(Dataset items)
▼

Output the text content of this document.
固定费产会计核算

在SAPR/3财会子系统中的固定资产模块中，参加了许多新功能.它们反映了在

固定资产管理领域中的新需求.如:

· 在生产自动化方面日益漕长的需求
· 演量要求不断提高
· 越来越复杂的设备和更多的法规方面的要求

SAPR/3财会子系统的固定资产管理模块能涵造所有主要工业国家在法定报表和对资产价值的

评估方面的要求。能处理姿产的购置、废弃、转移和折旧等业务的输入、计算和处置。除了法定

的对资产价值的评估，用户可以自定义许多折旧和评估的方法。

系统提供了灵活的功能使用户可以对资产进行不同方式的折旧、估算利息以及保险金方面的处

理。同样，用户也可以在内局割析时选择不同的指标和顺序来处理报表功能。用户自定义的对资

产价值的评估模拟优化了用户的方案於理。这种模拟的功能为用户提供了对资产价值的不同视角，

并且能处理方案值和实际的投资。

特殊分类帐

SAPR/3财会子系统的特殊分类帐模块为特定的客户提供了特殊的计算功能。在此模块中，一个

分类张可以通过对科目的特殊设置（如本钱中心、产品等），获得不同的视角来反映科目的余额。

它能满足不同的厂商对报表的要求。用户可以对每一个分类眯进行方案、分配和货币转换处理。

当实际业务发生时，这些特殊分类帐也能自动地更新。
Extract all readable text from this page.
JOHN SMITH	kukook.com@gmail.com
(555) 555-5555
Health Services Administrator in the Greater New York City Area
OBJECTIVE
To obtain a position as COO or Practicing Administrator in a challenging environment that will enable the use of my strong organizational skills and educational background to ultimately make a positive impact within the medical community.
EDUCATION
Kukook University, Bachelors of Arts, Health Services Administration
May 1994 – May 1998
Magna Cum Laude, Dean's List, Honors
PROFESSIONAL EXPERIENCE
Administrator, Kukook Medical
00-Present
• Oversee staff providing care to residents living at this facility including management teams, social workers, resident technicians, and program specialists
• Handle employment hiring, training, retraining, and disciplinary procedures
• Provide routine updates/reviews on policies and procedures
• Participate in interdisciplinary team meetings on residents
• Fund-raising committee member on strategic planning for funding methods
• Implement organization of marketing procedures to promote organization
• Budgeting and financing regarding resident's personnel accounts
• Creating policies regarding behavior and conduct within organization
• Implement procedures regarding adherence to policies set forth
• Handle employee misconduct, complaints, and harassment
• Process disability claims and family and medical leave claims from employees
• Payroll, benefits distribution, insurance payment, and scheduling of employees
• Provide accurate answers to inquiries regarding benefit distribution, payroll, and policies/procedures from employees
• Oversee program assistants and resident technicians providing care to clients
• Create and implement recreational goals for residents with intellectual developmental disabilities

▲

WHAT THE EXERCISE ASKS: Copy all the entries verbatim.

EXERCISE SOLUTION:
Output the text content of this document.
固定费产会计核算

在SAPR/3财会子系统中的固定资产模块中，参加了许多新功能.它们反映了在

固定资产管理领域中的新需求.如:

· 在生产自动化方面日益漕长的需求
· 演量要求不断提高
· 越来越复杂的设备和更多的法规方面的要求

SAPR/3财会子系统的固定资产管理模块能涵造所有主要工业国家在法定报表和对资产价值的

评估方面的要求。能处理姿产的购置、废弃、转移和折旧等业务的输入、计算和处置。除了法定

的对资产价值的评估，用户可以自定义许多折旧和评估的方法。

系统提供了灵活的功能使用户可以对资产进行不同方式的折旧、估算利息以及保险金方面的处

理。同样，用户也可以在内局割析时选择不同的指标和顺序来处理报表功能。用户自定义的对资

产价值的评估模拟优化了用户的方案於理。这种模拟的功能为用户提供了对资产价值的不同视角，

并且能处理方案值和实际的投资。

特殊分类帐

SAPR/3财会子系统的特殊分类帐模块为特定的客户提供了特殊的计算功能。在此模块中，一个

分类张可以通过对科目的特殊设置（如本钱中心、产品等），获得不同的视角来反映科目的余额。

它能满足不同的厂商对报表的要求。用户可以对每一个分类眯进行方案、分配和货币转换处理。

当实际业务发生时，这些特殊分类帐也能自动地更新。
Extract all readable text from this page.
JOHN SMITH	kukook.com@gmail.com
(555) 555-5555
Health Services Administrator in the Greater New York City Area
OBJECTIVE
To obtain a position as COO or Practicing Administrator in a challenging environment that will enable the use of my strong organizational skills and educational background to ultimately make a positive impact within the medical community.
EDUCATION
Kukook University, Bachelors of Arts, Health Services Administration
May 1994 – May 1998
Magna Cum Laude, Dean's List, Honors
PROFESSIONAL EXPERIENCE
Administrator, Kukook Medical
00-Present
• Oversee staff providing care to residents living at this facility including management teams, social workers, resident technicians, and program specialists
• Handle employment hiring, training, retraining, and disciplinary procedures
• Provide routine updates/reviews on policies and procedures
• Participate in interdisciplinary team meetings on residents
• Fund-raising committee member on strategic planning for funding methods
• Implement organization of marketing procedures to promote organization
• Budgeting and financing regarding resident's personnel accounts
• Creating policies regarding behavior and conduct within organization
• Implement procedures regarding adherence to policies set forth
• Handle employee misconduct, complaints, and harassment
• Process disability claims and family and medical leave claims from employees
• Payroll, benefits distribution, insurance payment, and scheduling of employees
• Provide accurate answers to inquiries regarding benefit distribution, payroll, and policies/procedures from employees
• Oversee program assistants and resident technicians providing care to clients
• Create and implement recreational goals for residents with intellectual developmental disabilities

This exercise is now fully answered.